Task
Quote the data below in full, minus the images.

* Start Entries provided *

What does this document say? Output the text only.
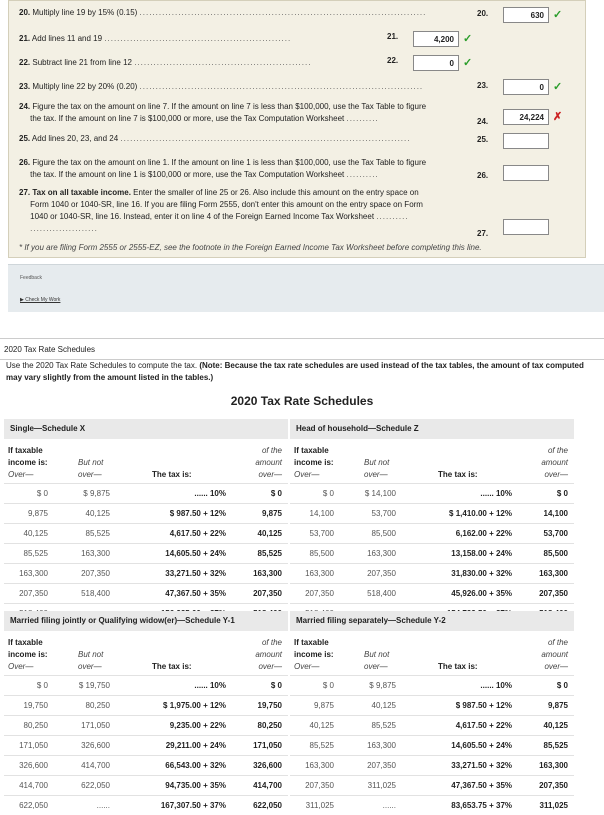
20. Multiply line 19 by 15% (0.15) .........................................................................................	20.	630 ✓
21. Add lines 11 and 19 ..........................................................	21.	4,200 ✓
22. Subtract line 21 from line 12 .......................................................	22.	0 ✓
23. Multiply line 22 by 20% (0.20) ........................................................................................	23.	0 ✓
24. Figure the tax on the amount on line 7. If the amount on line 7 is less than $100,000, use the Tax Table to figure
the tax. If the amount on line 7 is $100,000 or more, use the Tax Computation Worksheet ..........	24.	24,224 ✗
25. Add lines 20, 23, and 24 ..........................................................................................	25.
26. Figure the tax on the amount on line 1. If the amount on line 1 is less than $100,000, use the Tax Table to figure
the tax. If the amount on line 1 is $100,000 or more, use the Tax Computation Worksheet ..........	26.
27. Tax on all taxable income. Enter the smaller of line 25 or 26. Also include this amount on the entry space on
Form 1040 or 1040-SR, line 16. If you are filing Form 2555, don't enter this amount on the entry space on Form
1040 or 1040-SR, line 16. Instead, enter it on line 4 of the Foreign Earned Income Tax Worksheet ..........
.....................
27.
* If you are filing Form 2555 or 2555-EZ, see the footnote in the Foreign Earned Income Tax Worksheet before completing this line.
Feedback
▶ Check My Work
2020 Tax Rate Schedules
Use the 2020 Tax Rate Schedules to compute the tax. (Note: Because the tax rate schedules are used instead of the tax tables, the amount of tax computed may vary slightly from the amount listed in the tables.)
2020 Tax Rate Schedules
Single—Schedule X
If taxable
income is:
Over—
But not
over—	The tax is:
of the
amount
over—
$ 0	$ 9,875	...... 10%	$ 0
9,875	40,125	$ 987.50 + 12%	9,875
40,125	85,525	4,617.50 + 22%	40,125
85,525	163,300	14,605.50 + 24%	85,525
163,300	207,350	33,271.50 + 32%	163,300
207,350	518,400	47,367.50 + 35%	207,350
Head of household—Schedule Z
If taxable
income is:
Over—
But not
over—	The tax is:
of the
amount
over—
$ 0	$ 14,100	...... 10%	$ 0
14,100	53,700	$ 1,410.00 + 12%	14,100
53,700	85,500	6,162.00 + 22%	53,700
85,500	163,300	13,158.00 + 24%	85,500
163,300	207,350	31,830.00 + 32%	163,300
207,350	518,400	45,926.00 + 35%	207,350
Married filing jointly or Qualifying widow(er)—Schedule Y-1
If taxable
income is:
Over—
But not
over—	The tax is:
of the
amount
over—
$ 0	$ 19,750	...... 10%	$ 0
19,750	80,250	$ 1,975.00 + 12%	19,750
80,250	171,050	9,235.00 + 22%	80,250
171,050	326,600	29,211.00 + 24%	171,050
326,600	414,700	66,543.00 + 32%	326,600
414,700	622,050	94,735.00 + 35%	414,700
622,050	......	167,307.50 + 37%	622,050
Married filing separately—Schedule Y-2
If taxable
income is:
Over—
But not
over—	The tax is:
of the
amount
over—
$ 0	$ 9,875	...... 10%	$ 0
9,875	40,125	$ 987.50 + 12%	9,875
40,125	85,525	4,617.50 + 22%	40,125
85,525	163,300	14,605.50 + 24%	85,525
163,300	207,350	33,271.50 + 32%	163,300
207,350	311,025	47,367.50 + 35%	207,350
311,025	......	83,653.75 + 37%	311,025
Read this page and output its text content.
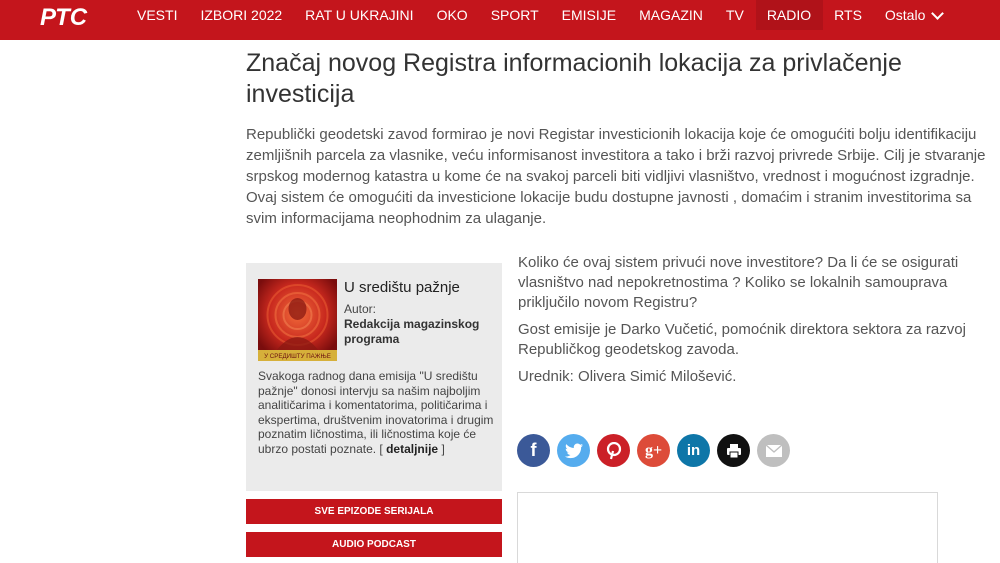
РТС	VESTI	IZBORI 2022	RAT U UKRAJINI	OKO	SPORT	EMISIJE	MAGAZIN	TV	RADIO	RTS	Ostalo
Značaj novog Registra informacionih lokacija za privlačenje investicija

Republički geodetski zavod formirao je novi Registar investicionih lokacija koje će omogućiti bolju identifikaciju zemljišnih parcela za vlasnike, veću informisanost investitora a tako i brži razvoj privrede Srbije. Cilj je stvaranje srpskog modernog katastra u kome će na svakoj parceli biti vidljivi vlasništvo, vrednost i mogućnost izgradnje. Ovaj sistem će omogućiti da investicione lokacije budu dostupne javnosti , domaćim i stranim investitorima sa svim informacijama neophodnim za ulaganje.

У СРЕДИШТУ ПАЖЊЕ
U središtu pažnje
Autor:
Redakcija magazinskog programa
Svakoga radnog dana emisija "U središtu pažnje" donosi intervju sa našim najboljim analitičarima i komentatorima, političarima i ekspertima, društvenim inovatorima i drugim poznatim ličnostima, ili ličnostima koje će ubrzo postati poznate. [ detaljnije ]
SVE EPIZODE SERIJALA
AUDIO PODCAST

Koliko će ovaj sistem privući nove investitore? Da li će se osigurati vlasništvo nad nepokretnostima ? Koliko se lokalnih samouprava priključilo novom Registru?

Gost emisije je Darko Vučetić, pomoćnik direktora sektora za razvoj Republičkog geodetskog zavoda.

Urednik: Olivera Simić Milošević.

f	g+ in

* End Entries provided *

Problem solution
What does this document say? Output the text only.
20. Multiply line 19 by 15% (0.15) .........................................................................................	20.	630 ✓
21. Add lines 11 and 19 ..........................................................	21.	4,200 ✓
22. Subtract line 21 from line 12 .......................................................	22.	0 ✓
23. Multiply line 22 by 20% (0.20) ........................................................................................	23.	0 ✓
24. Figure the tax on the amount on line 7. If the amount on line 7 is less than $100,000, use the Tax Table to figure
the tax. If the amount on line 7 is $100,000 or more, use the Tax Computation Worksheet ..........	24.	24,224 ✗
25. Add lines 20, 23, and 24 ..........................................................................................	25.
26. Figure the tax on the amount on line 1. If the amount on line 1 is less than $100,000, use the Tax Table to figure
the tax. If the amount on line 1 is $100,000 or more, use the Tax Computation Worksheet ..........	26.
27. Tax on all taxable income. Enter the smaller of line 25 or 26. Also include this amount on the entry space on
Form 1040 or 1040-SR, line 16. If you are filing Form 2555, don't enter this amount on the entry space on Form
1040 or 1040-SR, line 16. Instead, enter it on line 4 of the Foreign Earned Income Tax Worksheet ..........
.....................
27.
* If you are filing Form 2555 or 2555-EZ, see the footnote in the Foreign Earned Income Tax Worksheet before completing this line.
Feedback
▶ Check My Work
2020 Tax Rate Schedules
Use the 2020 Tax Rate Schedules to compute the tax. (Note: Because the tax rate schedules are used instead of the tax tables, the amount of tax computed may vary slightly from the amount listed in the tables.)
2020 Tax Rate Schedules
Single—Schedule X
If taxable
income is:
Over—
But not
over—	The tax is:
of the
amount
over—
$ 0	$ 9,875	...... 10%	$ 0
9,875	40,125	$ 987.50 + 12%	9,875
40,125	85,525	4,617.50 + 22%	40,125
85,525	163,300	14,605.50 + 24%	85,525
163,300	207,350	33,271.50 + 32%	163,300
207,350	518,400	47,367.50 + 35%	207,350
Head of household—Schedule Z
If taxable
income is:
Over—
But not
over—	The tax is:
of the
amount
over—
$ 0	$ 14,100	...... 10%	$ 0
14,100	53,700	$ 1,410.00 + 12%	14,100
53,700	85,500	6,162.00 + 22%	53,700
85,500	163,300	13,158.00 + 24%	85,500
163,300	207,350	31,830.00 + 32%	163,300
207,350	518,400	45,926.00 + 35%	207,350
Married filing jointly or Qualifying widow(er)—Schedule Y-1
If taxable
income is:
Over—
But not
over—	The tax is:
of the
amount
over—
$ 0	$ 19,750	...... 10%	$ 0
19,750	80,250	$ 1,975.00 + 12%	19,750
80,250	171,050	9,235.00 + 22%	80,250
171,050	326,600	29,211.00 + 24%	171,050
326,600	414,700	66,543.00 + 32%	326,600
414,700	622,050	94,735.00 + 35%	414,700
622,050	......	167,307.50 + 37%	622,050
Married filing separately—Schedule Y-2
If taxable
income is:
Over—
But not
over—	The tax is:
of the
amount
over—
$ 0	$ 9,875	...... 10%	$ 0
9,875	40,125	$ 987.50 + 12%	9,875
40,125	85,525	4,617.50 + 22%	40,125
85,525	163,300	14,605.50 + 24%	85,525
163,300	207,350	33,271.50 + 32%	163,300
207,350	311,025	47,367.50 + 35%	207,350
311,025	......	83,653.75 + 37%	311,025
Read this page and output its text content.
РТС	VESTI	IZBORI 2022	RAT U UKRAJINI	OKO	SPORT	EMISIJE	MAGAZIN	TV	RADIO	RTS	Ostalo
Značaj novog Registra informacionih lokacija za privlačenje investicija

Republički geodetski zavod formirao je novi Registar investicionih lokacija koje će omogućiti bolju identifikaciju zemljišnih parcela za vlasnike, veću informisanost investitora a tako i brži razvoj privrede Srbije. Cilj je stvaranje srpskog modernog katastra u kome će na svakoj parceli biti vidljivi vlasništvo, vrednost i mogućnost izgradnje. Ovaj sistem će omogućiti da investicione lokacije budu dostupne javnosti , domaćim i stranim investitorima sa svim informacijama neophodnim za ulaganje.

У СРЕДИШТУ ПАЖЊЕ
U središtu pažnje
Autor:
Redakcija magazinskog programa
Svakoga radnog dana emisija "U središtu pažnje" donosi intervju sa našim najboljim analitičarima i komentatorima, političarima i ekspertima, društvenim inovatorima i drugim poznatim ličnostima, ili ličnostima koje će ubrzo postati poznate. [ detaljnije ]
SVE EPIZODE SERIJALA
AUDIO PODCAST

Koliko će ovaj sistem privući nove investitore? Da li će se osigurati vlasništvo nad nepokretnostima ? Koliko se lokalnih samouprava priključilo novom Registru?

Gost emisije je Darko Vučetić, pomoćnik direktora sektora za razvoj Republičkog geodetskog zavoda.

Urednik: Olivera Simić Milošević.

f	g+ in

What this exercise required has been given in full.